[Saved entries]
(begin)

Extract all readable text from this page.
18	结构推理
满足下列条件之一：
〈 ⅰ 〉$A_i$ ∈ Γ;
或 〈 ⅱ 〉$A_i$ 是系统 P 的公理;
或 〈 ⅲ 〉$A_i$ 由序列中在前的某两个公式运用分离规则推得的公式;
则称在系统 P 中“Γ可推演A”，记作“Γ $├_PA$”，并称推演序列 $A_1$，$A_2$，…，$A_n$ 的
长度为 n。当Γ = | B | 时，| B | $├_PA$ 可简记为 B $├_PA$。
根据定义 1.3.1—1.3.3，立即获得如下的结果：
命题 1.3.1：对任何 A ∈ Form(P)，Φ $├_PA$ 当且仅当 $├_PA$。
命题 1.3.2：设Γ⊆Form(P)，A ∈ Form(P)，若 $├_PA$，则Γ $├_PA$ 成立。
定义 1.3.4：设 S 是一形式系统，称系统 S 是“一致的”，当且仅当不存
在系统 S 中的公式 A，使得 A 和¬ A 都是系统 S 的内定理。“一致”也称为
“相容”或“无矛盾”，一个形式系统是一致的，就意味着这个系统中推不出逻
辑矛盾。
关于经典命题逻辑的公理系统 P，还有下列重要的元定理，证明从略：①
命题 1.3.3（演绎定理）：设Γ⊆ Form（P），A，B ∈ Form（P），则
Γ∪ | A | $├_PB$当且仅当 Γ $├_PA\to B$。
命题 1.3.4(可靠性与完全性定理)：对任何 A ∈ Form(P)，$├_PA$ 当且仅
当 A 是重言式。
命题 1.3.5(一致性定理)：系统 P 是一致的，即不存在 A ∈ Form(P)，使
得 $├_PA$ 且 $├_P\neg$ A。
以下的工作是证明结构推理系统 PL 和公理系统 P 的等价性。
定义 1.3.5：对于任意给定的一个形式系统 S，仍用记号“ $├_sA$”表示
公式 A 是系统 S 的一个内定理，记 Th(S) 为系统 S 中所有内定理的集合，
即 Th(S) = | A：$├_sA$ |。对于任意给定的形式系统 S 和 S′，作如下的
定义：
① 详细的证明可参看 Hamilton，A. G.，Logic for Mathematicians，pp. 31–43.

(end)

Using the listing above, pick out each line that contains the word "Form", then copy it.

命题 1.3.1：对任何 A ∈ Form(P)，Φ $├_PA$ 当且仅当 $├_PA$。
命题 1.3.2：设Γ⊆Form(P)，A ∈ Form(P)，若 $├_PA$，则Γ $├_PA$ 成立。
命题 1.3.3（演绎定理）：设Γ⊆ Form（P），A，B ∈ Form（P），则
命题 1.3.4(可靠性与完全性定理)：对任何 A ∈ Form(P)，$├_PA$ 当且仅
命题 1.3.5(一致性定理)：系统 P 是一致的，即不存在 A ∈ Form(P)，使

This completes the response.